▸ **Short task**: Reproduce all entries word for word.

▸ **Data entries**:

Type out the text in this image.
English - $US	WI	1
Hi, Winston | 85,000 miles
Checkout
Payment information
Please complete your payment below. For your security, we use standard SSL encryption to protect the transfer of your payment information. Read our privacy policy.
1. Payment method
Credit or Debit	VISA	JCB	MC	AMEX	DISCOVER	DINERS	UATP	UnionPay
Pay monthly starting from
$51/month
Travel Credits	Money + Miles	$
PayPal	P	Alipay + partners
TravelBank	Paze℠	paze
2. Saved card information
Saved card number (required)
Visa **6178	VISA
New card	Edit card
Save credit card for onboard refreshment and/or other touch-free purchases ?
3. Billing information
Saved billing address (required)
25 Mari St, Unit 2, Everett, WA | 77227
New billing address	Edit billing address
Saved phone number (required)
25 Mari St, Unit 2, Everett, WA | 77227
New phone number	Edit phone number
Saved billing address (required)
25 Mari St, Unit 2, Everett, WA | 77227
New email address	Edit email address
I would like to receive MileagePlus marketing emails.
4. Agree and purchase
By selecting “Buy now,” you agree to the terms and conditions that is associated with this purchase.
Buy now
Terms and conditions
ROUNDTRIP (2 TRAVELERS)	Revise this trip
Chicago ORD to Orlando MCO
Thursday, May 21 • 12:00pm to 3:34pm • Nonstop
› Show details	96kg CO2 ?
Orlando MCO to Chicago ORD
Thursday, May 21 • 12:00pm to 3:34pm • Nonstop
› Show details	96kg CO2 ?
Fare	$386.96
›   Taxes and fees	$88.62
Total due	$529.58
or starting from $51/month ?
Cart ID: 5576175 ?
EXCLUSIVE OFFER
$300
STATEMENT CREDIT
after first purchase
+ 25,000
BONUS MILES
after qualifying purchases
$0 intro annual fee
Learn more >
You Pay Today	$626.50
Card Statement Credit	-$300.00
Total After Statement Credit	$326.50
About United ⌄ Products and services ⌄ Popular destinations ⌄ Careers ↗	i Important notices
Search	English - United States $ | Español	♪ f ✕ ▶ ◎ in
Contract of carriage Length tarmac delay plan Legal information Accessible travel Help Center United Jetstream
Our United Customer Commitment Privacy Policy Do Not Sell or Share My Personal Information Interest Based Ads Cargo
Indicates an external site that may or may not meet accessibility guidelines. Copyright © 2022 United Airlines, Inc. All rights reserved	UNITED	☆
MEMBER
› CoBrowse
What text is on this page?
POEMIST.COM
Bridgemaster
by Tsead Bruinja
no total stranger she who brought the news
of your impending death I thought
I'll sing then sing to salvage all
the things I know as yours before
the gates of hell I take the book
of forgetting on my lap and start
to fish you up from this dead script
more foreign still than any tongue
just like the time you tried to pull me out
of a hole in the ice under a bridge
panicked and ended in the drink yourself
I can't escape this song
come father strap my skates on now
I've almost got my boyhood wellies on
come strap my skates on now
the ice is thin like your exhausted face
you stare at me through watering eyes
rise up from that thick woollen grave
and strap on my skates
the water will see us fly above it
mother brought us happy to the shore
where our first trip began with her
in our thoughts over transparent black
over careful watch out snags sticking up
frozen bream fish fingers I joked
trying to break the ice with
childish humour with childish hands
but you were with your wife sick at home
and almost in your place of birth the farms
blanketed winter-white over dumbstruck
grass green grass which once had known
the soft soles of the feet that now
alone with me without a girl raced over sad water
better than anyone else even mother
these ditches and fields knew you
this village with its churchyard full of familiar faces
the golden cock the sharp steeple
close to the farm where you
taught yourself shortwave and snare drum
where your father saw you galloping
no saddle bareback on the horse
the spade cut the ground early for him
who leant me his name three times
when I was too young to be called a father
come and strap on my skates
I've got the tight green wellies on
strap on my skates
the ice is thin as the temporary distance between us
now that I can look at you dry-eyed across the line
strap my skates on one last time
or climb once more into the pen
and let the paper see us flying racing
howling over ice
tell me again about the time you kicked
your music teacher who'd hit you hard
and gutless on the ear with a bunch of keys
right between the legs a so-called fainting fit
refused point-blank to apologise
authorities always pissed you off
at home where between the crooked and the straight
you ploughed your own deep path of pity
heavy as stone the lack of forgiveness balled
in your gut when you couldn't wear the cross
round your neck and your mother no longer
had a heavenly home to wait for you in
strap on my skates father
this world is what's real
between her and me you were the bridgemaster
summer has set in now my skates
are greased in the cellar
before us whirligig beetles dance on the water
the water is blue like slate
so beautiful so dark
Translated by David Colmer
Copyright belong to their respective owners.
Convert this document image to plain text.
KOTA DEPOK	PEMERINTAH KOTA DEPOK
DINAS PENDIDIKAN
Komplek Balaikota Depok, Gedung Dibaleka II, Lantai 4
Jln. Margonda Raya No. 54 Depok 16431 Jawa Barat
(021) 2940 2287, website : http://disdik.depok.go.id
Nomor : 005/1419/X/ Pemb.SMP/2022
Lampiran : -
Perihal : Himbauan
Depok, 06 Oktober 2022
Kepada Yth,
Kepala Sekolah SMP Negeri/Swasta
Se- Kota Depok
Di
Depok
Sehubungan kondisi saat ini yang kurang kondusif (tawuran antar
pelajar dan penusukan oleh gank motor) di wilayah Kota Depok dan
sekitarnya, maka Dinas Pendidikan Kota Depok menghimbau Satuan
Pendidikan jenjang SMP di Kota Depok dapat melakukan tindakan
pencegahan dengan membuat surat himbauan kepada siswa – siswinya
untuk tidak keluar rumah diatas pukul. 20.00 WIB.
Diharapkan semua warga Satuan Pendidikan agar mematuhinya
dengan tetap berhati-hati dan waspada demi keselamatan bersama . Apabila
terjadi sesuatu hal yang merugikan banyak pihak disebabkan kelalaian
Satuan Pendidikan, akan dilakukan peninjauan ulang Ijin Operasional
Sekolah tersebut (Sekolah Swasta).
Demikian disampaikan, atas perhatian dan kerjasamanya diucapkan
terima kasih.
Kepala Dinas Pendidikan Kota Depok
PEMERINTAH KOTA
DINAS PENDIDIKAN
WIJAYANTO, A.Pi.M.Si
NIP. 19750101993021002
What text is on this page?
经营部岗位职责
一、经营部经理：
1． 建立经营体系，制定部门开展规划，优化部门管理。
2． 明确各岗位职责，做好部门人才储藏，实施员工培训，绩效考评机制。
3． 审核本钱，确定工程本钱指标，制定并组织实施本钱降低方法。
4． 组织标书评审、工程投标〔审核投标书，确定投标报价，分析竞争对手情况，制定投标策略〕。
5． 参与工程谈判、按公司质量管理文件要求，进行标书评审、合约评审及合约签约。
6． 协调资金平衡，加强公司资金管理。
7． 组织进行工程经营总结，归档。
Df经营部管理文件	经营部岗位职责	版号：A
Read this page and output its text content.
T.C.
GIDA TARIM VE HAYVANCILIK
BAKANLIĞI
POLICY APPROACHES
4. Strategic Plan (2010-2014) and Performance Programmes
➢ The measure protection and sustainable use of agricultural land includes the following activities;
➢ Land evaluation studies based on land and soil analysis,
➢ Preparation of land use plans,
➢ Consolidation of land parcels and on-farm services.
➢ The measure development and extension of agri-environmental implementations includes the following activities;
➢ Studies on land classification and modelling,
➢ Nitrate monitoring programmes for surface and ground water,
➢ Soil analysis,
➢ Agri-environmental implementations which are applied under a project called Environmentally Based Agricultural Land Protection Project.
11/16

▸ **Task response**:
Type out the text in this image.
English - $US	WI	1
Hi, Winston | 85,000 miles
Checkout
Payment information
Please complete your payment below. For your security, we use standard SSL encryption to protect the transfer of your payment information. Read our privacy policy.
1. Payment method
Credit or Debit	VISA	JCB	MC	AMEX	DISCOVER	DINERS	UATP	UnionPay
Pay monthly starting from
$51/month
Travel Credits	Money + Miles	$
PayPal	P	Alipay + partners
TravelBank	Paze℠	paze
2. Saved card information
Saved card number (required)
Visa **6178	VISA
New card	Edit card
Save credit card for onboard refreshment and/or other touch-free purchases ?
3. Billing information
Saved billing address (required)
25 Mari St, Unit 2, Everett, WA | 77227
New billing address	Edit billing address
Saved phone number (required)
25 Mari St, Unit 2, Everett, WA | 77227
New phone number	Edit phone number
Saved billing address (required)
25 Mari St, Unit 2, Everett, WA | 77227
New email address	Edit email address
I would like to receive MileagePlus marketing emails.
4. Agree and purchase
By selecting “Buy now,” you agree to the terms and conditions that is associated with this purchase.
Buy now
Terms and conditions
ROUNDTRIP (2 TRAVELERS)	Revise this trip
Chicago ORD to Orlando MCO
Thursday, May 21 • 12:00pm to 3:34pm • Nonstop
› Show details	96kg CO2 ?
Orlando MCO to Chicago ORD
Thursday, May 21 • 12:00pm to 3:34pm • Nonstop
› Show details	96kg CO2 ?
Fare	$386.96
›   Taxes and fees	$88.62
Total due	$529.58
or starting from $51/month ?
Cart ID: 5576175 ?
EXCLUSIVE OFFER
$300
STATEMENT CREDIT
after first purchase
+ 25,000
BONUS MILES
after qualifying purchases
$0 intro annual fee
Learn more >
You Pay Today	$626.50
Card Statement Credit	-$300.00
Total After Statement Credit	$326.50
About United ⌄ Products and services ⌄ Popular destinations ⌄ Careers ↗	i Important notices
Search	English - United States $ | Español	♪ f ✕ ▶ ◎ in
Contract of carriage Length tarmac delay plan Legal information Accessible travel Help Center United Jetstream
Our United Customer Commitment Privacy Policy Do Not Sell or Share My Personal Information Interest Based Ads Cargo
Indicates an external site that may or may not meet accessibility guidelines. Copyright © 2022 United Airlines, Inc. All rights reserved	UNITED	☆
MEMBER
› CoBrowse
What text is on this page?
POEMIST.COM
Bridgemaster
by Tsead Bruinja
no total stranger she who brought the news
of your impending death I thought
I'll sing then sing to salvage all
the things I know as yours before
the gates of hell I take the book
of forgetting on my lap and start
to fish you up from this dead script
more foreign still than any tongue
just like the time you tried to pull me out
of a hole in the ice under a bridge
panicked and ended in the drink yourself
I can't escape this song
come father strap my skates on now
I've almost got my boyhood wellies on
come strap my skates on now
the ice is thin like your exhausted face
you stare at me through watering eyes
rise up from that thick woollen grave
and strap on my skates
the water will see us fly above it
mother brought us happy to the shore
where our first trip began with her
in our thoughts over transparent black
over careful watch out snags sticking up
frozen bream fish fingers I joked
trying to break the ice with
childish humour with childish hands
but you were with your wife sick at home
and almost in your place of birth the farms
blanketed winter-white over dumbstruck
grass green grass which once had known
the soft soles of the feet that now
alone with me without a girl raced over sad water
better than anyone else even mother
these ditches and fields knew you
this village with its churchyard full of familiar faces
the golden cock the sharp steeple
close to the farm where you
taught yourself shortwave and snare drum
where your father saw you galloping
no saddle bareback on the horse
the spade cut the ground early for him
who leant me his name three times
when I was too young to be called a father
come and strap on my skates
I've got the tight green wellies on
strap on my skates
the ice is thin as the temporary distance between us
now that I can look at you dry-eyed across the line
strap my skates on one last time
or climb once more into the pen
and let the paper see us flying racing
howling over ice
tell me again about the time you kicked
your music teacher who'd hit you hard
and gutless on the ear with a bunch of keys
right between the legs a so-called fainting fit
refused point-blank to apologise
authorities always pissed you off
at home where between the crooked and the straight
you ploughed your own deep path of pity
heavy as stone the lack of forgiveness balled
in your gut when you couldn't wear the cross
round your neck and your mother no longer
had a heavenly home to wait for you in
strap on my skates father
this world is what's real
between her and me you were the bridgemaster
summer has set in now my skates
are greased in the cellar
before us whirligig beetles dance on the water
the water is blue like slate
so beautiful so dark
Translated by David Colmer
Copyright belong to their respective owners.
Convert this document image to plain text.
KOTA DEPOK	PEMERINTAH KOTA DEPOK
DINAS PENDIDIKAN
Komplek Balaikota Depok, Gedung Dibaleka II, Lantai 4
Jln. Margonda Raya No. 54 Depok 16431 Jawa Barat
(021) 2940 2287, website : http://disdik.depok.go.id
Nomor : 005/1419/X/ Pemb.SMP/2022
Lampiran : -
Perihal : Himbauan
Depok, 06 Oktober 2022
Kepada Yth,
Kepala Sekolah SMP Negeri/Swasta
Se- Kota Depok
Di
Depok
Sehubungan kondisi saat ini yang kurang kondusif (tawuran antar
pelajar dan penusukan oleh gank motor) di wilayah Kota Depok dan
sekitarnya, maka Dinas Pendidikan Kota Depok menghimbau Satuan
Pendidikan jenjang SMP di Kota Depok dapat melakukan tindakan
pencegahan dengan membuat surat himbauan kepada siswa – siswinya
untuk tidak keluar rumah diatas pukul. 20.00 WIB.
Diharapkan semua warga Satuan Pendidikan agar mematuhinya
dengan tetap berhati-hati dan waspada demi keselamatan bersama . Apabila
terjadi sesuatu hal yang merugikan banyak pihak disebabkan kelalaian
Satuan Pendidikan, akan dilakukan peninjauan ulang Ijin Operasional
Sekolah tersebut (Sekolah Swasta).
Demikian disampaikan, atas perhatian dan kerjasamanya diucapkan
terima kasih.
Kepala Dinas Pendidikan Kota Depok
PEMERINTAH KOTA
DINAS PENDIDIKAN
WIJAYANTO, A.Pi.M.Si
NIP. 19750101993021002
What text is on this page?
经营部岗位职责
一、经营部经理：
1． 建立经营体系，制定部门开展规划，优化部门管理。
2． 明确各岗位职责，做好部门人才储藏，实施员工培训，绩效考评机制。
3． 审核本钱，确定工程本钱指标，制定并组织实施本钱降低方法。
4． 组织标书评审、工程投标〔审核投标书，确定投标报价，分析竞争对手情况，制定投标策略〕。
5． 参与工程谈判、按公司质量管理文件要求，进行标书评审、合约评审及合约签约。
6． 协调资金平衡，加强公司资金管理。
7． 组织进行工程经营总结，归档。
Df经营部管理文件	经营部岗位职责	版号：A
Read this page and output its text content.
T.C.
GIDA TARIM VE HAYVANCILIK
BAKANLIĞI
POLICY APPROACHES
4. Strategic Plan (2010-2014) and Performance Programmes
➢ The measure protection and sustainable use of agricultural land includes the following activities;
➢ Land evaluation studies based on land and soil analysis,
➢ Preparation of land use plans,
➢ Consolidation of land parcels and on-farm services.
➢ The measure development and extension of agri-environmental implementations includes the following activities;
➢ Studies on land classification and modelling,
➢ Nitrate monitoring programmes for surface and ground water,
➢ Soil analysis,
➢ Agri-environmental implementations which are applied under a project called Environmentally Based Agricultural Land Protection Project.
11/16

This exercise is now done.